Start of Data to use

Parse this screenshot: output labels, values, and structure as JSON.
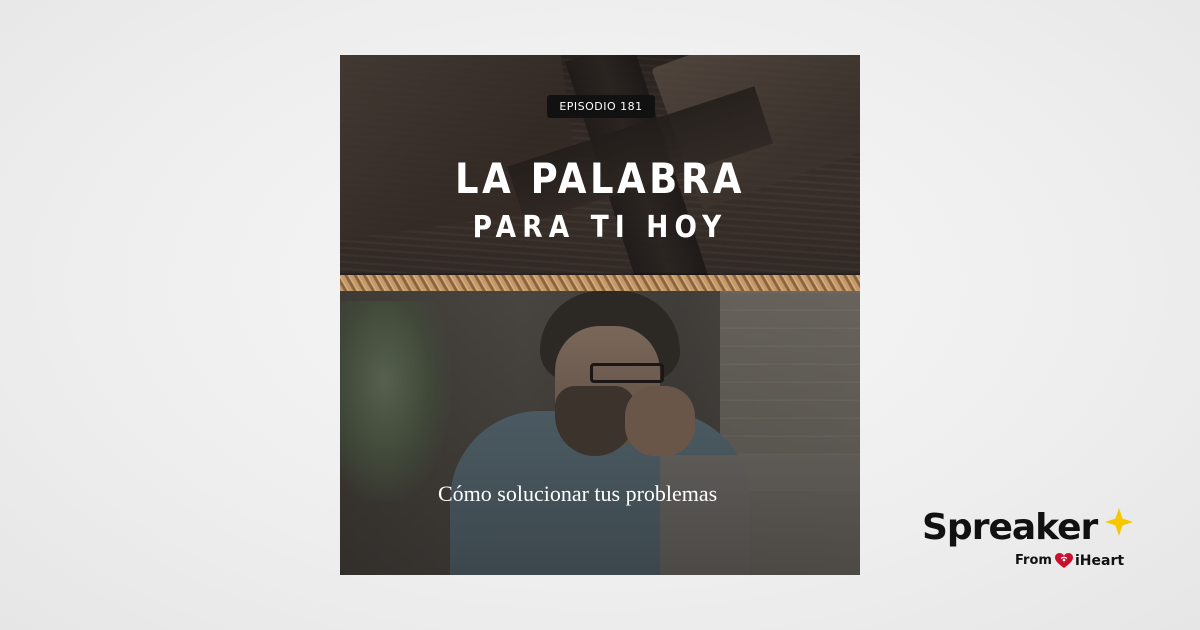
{
  "cover": {
    "episode_label": "EPISODIO 181",
    "title_line1": "LA PALABRA",
    "title_line2": "PARA TI HOY",
    "caption": "Cómo solucionar tus problemas"
  },
  "logo": {
    "brand": "Spreaker",
    "from_label": "From",
    "partner": "iHeart",
    "star_icon": "star-icon",
    "heart_icon": "iheart-heart-icon",
    "star_color": "#f5c800",
    "heart_color": "#c8102e"
  }
}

End of Data to use

▶ What the exercise asks
Repeat the records above verbatim, with no pictures in the result.

▶ Solution to this task
Parse this screenshot: output labels, values, and structure as JSON.
{
  "cover": {
    "episode_label": "EPISODIO 181",
    "title_line1": "LA PALABRA",
    "title_line2": "PARA TI HOY",
    "caption": "Cómo solucionar tus problemas"
  },
  "logo": {
    "brand": "Spreaker",
    "from_label": "From",
    "partner": "iHeart",
    "star_icon": "star-icon",
    "heart_icon": "iheart-heart-icon",
    "star_color": "#f5c800",
    "heart_color": "#c8102e"
  }
}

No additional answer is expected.